> [SET EXERCISE]:
Figure out how many lines of the material below contain the word "United". Answer with the number only.

> [DATA SUPPLIED]:
-------

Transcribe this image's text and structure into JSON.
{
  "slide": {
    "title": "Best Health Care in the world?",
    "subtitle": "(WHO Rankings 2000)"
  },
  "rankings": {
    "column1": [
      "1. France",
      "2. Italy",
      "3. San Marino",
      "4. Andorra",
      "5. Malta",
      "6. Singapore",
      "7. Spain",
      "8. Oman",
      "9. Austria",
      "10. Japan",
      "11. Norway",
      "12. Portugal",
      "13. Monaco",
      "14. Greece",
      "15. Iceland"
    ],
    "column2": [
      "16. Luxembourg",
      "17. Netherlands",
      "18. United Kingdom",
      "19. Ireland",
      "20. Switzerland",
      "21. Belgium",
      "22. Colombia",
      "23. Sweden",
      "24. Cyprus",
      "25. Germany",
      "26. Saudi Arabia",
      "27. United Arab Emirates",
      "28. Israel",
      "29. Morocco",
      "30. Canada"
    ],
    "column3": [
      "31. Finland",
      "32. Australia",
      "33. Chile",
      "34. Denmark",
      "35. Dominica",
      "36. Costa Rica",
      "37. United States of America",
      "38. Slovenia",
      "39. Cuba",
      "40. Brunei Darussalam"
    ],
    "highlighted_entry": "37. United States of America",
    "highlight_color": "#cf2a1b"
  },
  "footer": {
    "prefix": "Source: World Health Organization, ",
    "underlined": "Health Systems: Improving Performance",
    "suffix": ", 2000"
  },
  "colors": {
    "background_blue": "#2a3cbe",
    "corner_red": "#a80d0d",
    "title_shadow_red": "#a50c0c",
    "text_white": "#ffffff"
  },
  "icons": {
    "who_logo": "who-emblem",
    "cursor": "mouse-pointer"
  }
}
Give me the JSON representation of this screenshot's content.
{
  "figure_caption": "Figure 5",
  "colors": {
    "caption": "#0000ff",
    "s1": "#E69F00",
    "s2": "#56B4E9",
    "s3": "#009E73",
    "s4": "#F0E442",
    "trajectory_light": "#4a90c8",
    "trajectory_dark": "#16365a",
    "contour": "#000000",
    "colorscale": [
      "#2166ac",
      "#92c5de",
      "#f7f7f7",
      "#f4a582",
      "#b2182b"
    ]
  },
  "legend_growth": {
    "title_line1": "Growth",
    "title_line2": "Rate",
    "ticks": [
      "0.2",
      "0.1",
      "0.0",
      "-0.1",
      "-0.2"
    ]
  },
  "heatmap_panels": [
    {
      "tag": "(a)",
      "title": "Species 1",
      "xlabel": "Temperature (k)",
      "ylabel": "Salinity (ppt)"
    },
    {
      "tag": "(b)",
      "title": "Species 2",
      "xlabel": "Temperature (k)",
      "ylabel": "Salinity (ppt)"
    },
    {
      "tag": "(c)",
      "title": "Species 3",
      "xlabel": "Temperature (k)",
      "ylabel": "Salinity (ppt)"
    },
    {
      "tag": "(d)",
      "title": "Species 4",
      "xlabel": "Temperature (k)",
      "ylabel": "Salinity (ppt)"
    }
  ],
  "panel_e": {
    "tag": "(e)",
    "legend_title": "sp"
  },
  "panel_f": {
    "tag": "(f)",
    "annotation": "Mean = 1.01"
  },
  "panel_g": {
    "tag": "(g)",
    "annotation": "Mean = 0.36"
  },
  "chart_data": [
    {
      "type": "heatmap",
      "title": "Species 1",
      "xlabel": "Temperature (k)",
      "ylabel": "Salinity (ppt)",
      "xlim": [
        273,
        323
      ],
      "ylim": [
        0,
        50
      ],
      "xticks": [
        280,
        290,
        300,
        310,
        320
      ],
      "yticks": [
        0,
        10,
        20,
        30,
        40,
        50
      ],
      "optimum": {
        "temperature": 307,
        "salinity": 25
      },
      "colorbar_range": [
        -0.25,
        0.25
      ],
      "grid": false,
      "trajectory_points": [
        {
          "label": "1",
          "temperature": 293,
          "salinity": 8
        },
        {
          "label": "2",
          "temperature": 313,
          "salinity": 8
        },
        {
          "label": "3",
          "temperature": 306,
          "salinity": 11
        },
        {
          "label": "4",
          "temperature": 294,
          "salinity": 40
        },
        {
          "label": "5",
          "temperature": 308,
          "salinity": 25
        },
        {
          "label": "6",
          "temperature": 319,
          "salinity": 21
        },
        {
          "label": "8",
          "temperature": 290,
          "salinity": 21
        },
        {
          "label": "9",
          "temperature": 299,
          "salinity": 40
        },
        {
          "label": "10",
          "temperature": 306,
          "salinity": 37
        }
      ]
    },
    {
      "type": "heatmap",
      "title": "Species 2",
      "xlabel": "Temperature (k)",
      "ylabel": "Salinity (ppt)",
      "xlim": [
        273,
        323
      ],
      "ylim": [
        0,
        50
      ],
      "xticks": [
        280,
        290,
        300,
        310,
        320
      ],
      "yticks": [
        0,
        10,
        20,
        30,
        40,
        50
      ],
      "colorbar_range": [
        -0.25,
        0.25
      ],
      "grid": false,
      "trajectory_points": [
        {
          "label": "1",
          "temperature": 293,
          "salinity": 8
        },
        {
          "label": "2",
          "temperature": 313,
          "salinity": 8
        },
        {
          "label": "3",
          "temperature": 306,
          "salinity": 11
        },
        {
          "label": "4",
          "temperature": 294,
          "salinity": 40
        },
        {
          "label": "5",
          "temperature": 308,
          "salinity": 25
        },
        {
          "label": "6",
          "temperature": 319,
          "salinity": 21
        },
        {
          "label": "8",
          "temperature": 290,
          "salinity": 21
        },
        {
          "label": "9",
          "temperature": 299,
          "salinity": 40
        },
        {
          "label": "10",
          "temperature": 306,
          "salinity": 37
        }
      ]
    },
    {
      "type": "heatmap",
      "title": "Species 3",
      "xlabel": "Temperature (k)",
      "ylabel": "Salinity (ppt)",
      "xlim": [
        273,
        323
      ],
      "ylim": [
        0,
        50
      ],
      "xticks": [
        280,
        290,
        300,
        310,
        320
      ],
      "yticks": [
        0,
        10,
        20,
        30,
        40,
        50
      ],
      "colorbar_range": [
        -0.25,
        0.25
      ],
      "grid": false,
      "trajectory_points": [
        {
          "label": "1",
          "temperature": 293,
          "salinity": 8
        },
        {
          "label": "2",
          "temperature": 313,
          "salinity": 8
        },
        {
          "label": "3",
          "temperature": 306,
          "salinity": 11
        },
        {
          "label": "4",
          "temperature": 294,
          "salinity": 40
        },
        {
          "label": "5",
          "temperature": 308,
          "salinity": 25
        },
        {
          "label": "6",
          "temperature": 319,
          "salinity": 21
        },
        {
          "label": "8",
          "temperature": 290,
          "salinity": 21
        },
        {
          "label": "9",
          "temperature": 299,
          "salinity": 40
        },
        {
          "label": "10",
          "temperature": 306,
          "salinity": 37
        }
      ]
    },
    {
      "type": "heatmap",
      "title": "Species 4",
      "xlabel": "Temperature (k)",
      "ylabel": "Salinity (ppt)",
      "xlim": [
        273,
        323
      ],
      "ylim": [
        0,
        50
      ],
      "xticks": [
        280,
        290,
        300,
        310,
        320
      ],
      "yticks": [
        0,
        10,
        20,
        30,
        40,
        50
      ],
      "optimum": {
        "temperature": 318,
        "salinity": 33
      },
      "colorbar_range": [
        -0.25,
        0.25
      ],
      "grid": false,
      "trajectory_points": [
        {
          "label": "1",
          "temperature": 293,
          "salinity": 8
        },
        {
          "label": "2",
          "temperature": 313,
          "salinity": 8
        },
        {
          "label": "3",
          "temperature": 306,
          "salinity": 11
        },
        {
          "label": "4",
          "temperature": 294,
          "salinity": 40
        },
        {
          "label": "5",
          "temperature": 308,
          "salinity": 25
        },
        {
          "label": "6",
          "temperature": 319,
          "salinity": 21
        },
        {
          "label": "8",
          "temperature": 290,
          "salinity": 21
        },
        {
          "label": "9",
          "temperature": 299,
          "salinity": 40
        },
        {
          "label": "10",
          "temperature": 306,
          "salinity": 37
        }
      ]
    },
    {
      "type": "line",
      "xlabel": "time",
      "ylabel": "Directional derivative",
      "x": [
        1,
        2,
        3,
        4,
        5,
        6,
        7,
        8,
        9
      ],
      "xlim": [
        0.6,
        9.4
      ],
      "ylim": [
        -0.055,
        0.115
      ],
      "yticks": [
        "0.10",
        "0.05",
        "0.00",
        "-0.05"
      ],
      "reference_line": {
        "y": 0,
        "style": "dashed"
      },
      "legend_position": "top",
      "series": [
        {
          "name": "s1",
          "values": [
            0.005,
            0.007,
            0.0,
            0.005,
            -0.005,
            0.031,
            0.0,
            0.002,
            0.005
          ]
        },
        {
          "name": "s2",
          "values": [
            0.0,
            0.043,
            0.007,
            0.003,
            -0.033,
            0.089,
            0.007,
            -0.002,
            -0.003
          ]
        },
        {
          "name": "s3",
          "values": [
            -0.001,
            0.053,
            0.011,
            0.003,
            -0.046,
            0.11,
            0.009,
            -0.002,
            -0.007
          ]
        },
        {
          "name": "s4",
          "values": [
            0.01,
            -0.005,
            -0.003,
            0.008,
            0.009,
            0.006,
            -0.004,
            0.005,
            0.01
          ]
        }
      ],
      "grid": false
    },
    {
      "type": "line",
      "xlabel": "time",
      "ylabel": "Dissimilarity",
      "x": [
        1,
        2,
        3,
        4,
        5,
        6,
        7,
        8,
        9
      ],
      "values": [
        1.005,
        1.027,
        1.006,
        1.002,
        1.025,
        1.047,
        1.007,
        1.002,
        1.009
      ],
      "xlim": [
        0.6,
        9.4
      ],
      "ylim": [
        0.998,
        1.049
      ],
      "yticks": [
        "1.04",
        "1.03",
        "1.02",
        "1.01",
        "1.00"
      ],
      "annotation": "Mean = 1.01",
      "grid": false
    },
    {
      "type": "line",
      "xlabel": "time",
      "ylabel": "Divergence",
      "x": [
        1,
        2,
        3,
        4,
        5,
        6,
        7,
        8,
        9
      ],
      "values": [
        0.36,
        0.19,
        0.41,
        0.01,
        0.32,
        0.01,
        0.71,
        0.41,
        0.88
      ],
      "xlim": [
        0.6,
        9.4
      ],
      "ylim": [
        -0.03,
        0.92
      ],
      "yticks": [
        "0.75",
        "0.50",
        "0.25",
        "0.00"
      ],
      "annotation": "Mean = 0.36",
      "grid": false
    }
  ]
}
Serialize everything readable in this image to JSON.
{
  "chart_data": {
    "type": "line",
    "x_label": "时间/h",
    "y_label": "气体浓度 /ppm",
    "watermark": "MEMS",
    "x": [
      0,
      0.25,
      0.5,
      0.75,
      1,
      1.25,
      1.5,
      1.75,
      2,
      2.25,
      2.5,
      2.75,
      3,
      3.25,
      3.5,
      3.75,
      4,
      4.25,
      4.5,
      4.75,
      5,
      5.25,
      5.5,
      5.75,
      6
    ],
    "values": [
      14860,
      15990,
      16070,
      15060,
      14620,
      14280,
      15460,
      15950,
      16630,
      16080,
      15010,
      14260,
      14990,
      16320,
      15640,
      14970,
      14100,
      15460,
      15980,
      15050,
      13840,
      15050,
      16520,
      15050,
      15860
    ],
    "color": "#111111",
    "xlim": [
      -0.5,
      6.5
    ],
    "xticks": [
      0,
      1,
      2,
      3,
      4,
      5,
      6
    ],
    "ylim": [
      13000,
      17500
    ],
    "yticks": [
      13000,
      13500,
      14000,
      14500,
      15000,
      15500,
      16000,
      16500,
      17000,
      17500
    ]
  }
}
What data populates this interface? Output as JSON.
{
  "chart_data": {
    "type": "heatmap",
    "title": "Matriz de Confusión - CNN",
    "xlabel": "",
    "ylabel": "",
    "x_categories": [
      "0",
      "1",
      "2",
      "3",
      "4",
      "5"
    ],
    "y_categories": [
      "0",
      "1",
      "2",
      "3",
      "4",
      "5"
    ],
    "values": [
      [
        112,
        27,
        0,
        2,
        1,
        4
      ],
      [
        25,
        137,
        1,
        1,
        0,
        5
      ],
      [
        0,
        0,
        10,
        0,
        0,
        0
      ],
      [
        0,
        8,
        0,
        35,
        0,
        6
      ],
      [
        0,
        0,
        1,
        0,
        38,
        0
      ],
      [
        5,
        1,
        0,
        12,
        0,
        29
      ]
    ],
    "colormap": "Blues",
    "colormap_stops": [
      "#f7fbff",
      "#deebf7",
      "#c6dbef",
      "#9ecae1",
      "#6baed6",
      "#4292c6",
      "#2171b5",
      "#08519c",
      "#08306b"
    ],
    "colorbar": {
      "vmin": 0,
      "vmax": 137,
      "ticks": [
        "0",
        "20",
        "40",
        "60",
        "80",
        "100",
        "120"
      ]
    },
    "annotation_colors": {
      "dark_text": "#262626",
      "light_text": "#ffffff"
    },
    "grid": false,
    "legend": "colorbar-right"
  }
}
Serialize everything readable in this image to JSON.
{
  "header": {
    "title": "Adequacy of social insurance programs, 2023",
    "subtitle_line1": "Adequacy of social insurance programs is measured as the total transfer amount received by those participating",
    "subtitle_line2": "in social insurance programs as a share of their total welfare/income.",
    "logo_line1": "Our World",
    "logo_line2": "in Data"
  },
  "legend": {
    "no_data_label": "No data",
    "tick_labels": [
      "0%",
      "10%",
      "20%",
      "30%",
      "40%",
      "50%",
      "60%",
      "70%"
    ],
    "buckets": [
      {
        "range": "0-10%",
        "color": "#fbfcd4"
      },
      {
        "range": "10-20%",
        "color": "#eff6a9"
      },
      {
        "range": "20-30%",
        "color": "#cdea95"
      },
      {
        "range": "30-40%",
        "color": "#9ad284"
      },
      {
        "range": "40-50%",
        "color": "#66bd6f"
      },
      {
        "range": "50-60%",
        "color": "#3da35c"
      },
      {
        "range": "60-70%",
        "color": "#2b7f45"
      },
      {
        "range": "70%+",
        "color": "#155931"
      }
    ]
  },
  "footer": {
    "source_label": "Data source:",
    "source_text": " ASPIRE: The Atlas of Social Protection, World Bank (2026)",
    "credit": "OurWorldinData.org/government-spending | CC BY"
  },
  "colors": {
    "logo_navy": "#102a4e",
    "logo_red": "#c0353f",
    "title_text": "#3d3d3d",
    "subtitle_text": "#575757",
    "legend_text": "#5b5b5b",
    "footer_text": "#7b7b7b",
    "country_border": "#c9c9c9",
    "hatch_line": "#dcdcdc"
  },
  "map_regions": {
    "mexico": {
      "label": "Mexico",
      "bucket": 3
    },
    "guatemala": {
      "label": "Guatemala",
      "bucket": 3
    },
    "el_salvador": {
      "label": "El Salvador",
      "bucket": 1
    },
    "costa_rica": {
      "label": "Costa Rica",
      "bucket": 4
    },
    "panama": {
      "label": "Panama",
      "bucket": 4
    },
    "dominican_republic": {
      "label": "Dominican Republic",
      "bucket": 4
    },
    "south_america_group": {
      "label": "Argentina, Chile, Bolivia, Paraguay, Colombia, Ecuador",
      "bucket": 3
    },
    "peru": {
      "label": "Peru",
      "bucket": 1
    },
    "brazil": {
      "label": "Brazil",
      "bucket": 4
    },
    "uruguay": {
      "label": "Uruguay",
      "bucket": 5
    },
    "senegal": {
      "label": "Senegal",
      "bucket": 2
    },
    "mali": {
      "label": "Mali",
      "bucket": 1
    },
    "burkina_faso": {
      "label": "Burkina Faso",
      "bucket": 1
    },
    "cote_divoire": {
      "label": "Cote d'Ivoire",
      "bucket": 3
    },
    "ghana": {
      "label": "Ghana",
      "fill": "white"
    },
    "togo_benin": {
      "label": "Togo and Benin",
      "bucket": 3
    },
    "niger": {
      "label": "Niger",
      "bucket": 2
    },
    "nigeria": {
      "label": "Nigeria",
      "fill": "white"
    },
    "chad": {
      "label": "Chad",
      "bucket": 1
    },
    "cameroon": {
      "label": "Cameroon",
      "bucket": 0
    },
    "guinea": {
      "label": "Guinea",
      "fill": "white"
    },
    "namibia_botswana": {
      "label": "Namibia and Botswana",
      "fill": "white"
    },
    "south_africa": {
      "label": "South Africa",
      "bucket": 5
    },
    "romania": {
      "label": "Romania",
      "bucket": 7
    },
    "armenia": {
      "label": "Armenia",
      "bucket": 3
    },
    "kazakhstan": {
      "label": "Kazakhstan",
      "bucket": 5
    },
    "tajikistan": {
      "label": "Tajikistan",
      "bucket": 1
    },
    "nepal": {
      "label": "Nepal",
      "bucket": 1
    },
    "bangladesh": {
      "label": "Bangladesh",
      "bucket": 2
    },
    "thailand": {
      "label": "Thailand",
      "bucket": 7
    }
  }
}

-------

> [THE RESULT]:
4